* **TASK REQUIREMENTS**:
Find every line with the string "great" in the material below and copy it.

* **RECORDS TO PROCESS**:
________

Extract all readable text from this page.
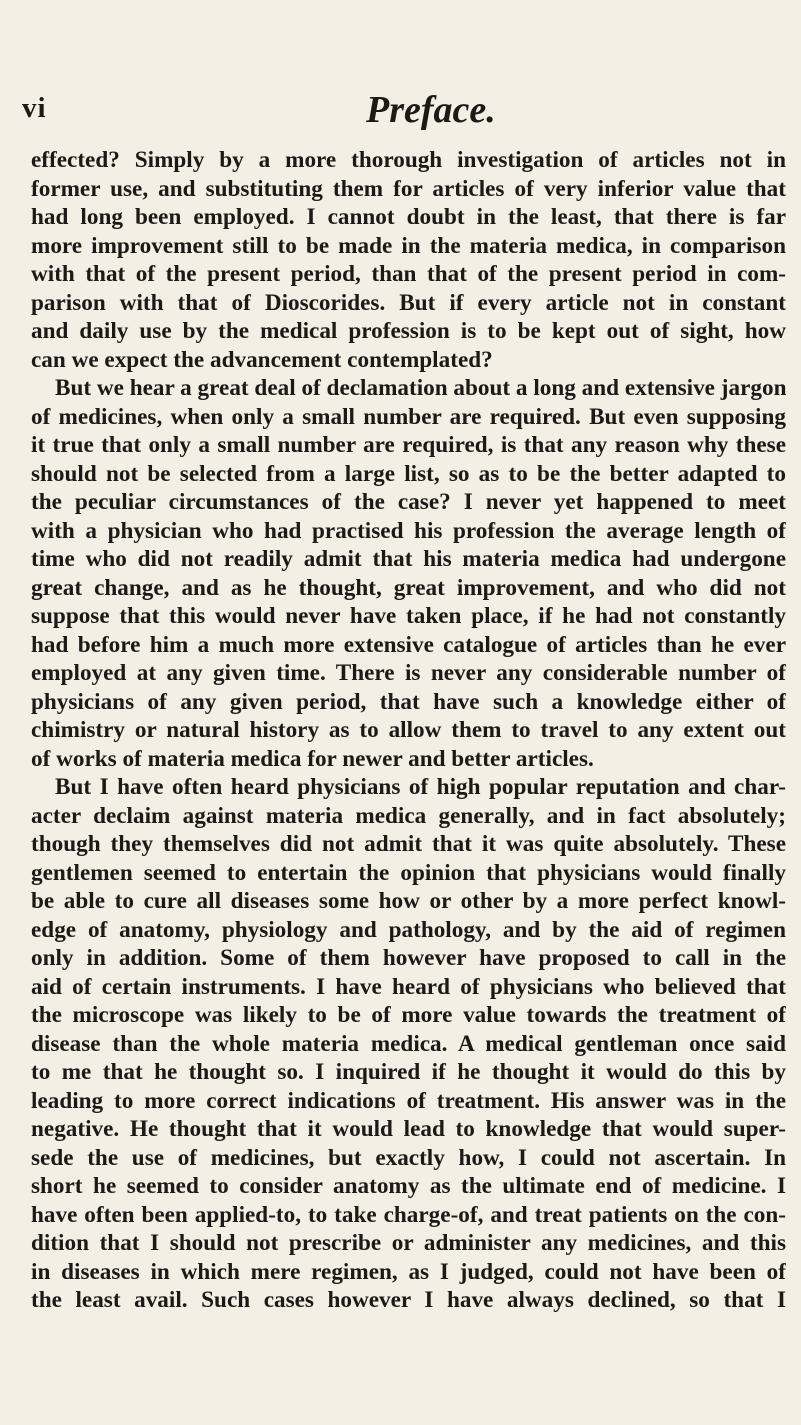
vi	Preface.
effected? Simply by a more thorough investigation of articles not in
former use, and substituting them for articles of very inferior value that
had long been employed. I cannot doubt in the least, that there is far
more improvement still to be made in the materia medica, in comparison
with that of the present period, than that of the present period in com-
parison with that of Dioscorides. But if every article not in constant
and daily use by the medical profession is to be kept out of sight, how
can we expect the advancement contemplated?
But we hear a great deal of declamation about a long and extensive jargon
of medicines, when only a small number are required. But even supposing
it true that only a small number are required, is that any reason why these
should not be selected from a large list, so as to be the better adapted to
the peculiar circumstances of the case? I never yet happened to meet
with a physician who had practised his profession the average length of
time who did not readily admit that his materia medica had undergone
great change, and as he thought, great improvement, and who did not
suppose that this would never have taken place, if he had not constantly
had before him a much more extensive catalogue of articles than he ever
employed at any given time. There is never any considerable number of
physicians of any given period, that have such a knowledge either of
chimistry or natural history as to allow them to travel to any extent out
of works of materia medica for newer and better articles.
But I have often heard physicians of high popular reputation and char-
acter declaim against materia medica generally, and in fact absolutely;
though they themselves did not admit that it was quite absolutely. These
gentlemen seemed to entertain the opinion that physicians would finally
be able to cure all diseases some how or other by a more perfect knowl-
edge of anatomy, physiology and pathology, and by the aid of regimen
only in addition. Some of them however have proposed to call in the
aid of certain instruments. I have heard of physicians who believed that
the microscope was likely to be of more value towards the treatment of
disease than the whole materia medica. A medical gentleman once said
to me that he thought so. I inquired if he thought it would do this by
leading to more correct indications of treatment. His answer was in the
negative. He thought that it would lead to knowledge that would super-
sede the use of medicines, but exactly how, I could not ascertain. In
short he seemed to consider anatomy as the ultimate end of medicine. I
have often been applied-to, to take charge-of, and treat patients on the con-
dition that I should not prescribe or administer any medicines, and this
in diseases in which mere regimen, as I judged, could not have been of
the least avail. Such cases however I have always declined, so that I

________

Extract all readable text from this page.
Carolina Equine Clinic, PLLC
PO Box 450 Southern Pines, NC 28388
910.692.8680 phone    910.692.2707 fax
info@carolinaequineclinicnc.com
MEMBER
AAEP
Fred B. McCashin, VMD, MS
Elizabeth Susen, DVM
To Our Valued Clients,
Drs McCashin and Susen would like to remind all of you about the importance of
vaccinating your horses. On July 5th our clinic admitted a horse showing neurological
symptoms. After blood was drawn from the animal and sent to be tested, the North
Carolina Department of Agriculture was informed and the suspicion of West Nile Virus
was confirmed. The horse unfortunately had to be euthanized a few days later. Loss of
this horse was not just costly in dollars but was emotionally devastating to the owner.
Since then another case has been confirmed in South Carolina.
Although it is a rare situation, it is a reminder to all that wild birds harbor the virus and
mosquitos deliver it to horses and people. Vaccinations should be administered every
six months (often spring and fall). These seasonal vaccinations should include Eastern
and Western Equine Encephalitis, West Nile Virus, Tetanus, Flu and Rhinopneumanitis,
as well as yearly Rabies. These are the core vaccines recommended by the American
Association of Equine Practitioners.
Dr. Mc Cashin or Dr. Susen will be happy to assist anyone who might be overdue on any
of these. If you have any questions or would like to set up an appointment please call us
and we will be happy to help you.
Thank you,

________

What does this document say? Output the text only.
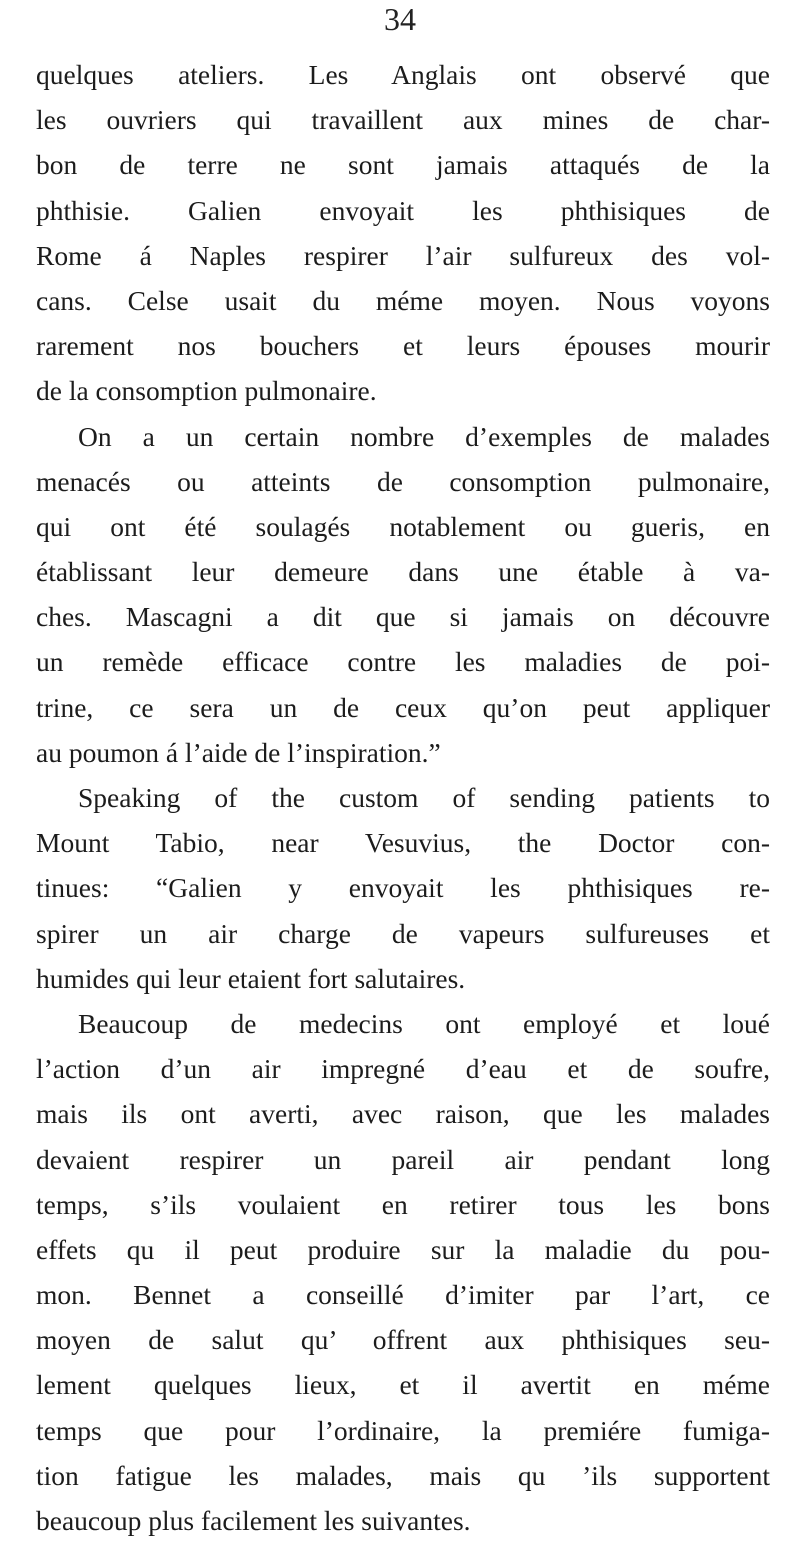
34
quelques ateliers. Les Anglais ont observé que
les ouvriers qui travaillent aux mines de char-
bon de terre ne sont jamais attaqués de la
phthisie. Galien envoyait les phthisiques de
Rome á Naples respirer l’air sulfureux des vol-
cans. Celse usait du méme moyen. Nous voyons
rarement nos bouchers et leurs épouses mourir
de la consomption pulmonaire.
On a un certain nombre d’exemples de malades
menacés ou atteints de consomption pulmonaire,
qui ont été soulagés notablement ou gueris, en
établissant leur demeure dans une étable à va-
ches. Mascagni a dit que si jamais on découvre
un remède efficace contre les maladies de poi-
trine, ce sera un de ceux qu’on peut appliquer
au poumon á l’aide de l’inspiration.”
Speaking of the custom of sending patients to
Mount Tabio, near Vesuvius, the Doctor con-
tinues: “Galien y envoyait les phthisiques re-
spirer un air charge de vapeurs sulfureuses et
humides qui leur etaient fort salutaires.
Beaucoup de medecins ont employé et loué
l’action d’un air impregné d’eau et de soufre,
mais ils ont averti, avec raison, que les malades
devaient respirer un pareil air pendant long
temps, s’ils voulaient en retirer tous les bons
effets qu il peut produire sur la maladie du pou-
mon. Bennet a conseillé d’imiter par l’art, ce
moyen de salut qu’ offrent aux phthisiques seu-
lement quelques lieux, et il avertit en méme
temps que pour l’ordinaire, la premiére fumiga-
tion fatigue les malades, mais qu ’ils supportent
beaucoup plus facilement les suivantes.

________

* **REPLY**:
But we hear a great deal of declamation about a long and extensive jargon
great change, and as he thought, great improvement, and who did not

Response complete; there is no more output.